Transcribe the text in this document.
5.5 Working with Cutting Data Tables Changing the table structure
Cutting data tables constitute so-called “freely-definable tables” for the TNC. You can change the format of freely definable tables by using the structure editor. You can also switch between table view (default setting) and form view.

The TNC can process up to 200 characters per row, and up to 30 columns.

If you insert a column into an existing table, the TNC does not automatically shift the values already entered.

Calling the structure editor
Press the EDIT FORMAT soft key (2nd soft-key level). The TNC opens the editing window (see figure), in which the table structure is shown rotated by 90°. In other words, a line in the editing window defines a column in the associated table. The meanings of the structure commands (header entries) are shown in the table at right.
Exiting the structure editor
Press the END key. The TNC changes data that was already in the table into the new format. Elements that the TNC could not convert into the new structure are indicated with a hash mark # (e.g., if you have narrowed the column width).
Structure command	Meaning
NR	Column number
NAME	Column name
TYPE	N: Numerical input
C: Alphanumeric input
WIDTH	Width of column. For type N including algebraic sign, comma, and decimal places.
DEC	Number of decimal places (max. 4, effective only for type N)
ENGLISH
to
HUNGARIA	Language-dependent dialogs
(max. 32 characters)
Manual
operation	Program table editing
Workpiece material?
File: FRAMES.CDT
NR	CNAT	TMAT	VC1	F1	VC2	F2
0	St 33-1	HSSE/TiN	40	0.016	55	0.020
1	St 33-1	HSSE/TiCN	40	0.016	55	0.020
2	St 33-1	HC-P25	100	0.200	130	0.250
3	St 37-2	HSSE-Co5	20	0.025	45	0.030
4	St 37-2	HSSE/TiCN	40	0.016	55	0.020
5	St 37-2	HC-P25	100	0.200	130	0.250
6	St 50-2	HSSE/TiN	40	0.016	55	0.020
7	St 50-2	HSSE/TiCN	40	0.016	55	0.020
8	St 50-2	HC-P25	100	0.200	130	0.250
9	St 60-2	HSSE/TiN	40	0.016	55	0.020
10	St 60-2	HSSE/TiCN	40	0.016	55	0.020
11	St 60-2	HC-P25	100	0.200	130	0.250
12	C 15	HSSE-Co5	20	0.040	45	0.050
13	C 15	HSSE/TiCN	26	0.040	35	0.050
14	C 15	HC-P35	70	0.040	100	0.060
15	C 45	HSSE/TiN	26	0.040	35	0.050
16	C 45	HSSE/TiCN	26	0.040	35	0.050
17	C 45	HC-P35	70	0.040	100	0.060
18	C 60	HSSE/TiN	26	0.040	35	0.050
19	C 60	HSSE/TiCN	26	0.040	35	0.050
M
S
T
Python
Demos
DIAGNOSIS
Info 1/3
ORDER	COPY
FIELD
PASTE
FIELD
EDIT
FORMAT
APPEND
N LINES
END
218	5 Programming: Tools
□ □ □ □
### [What the task asks]
Count each line above in which the string "already" appears, then state only the total.

### [Reply]
2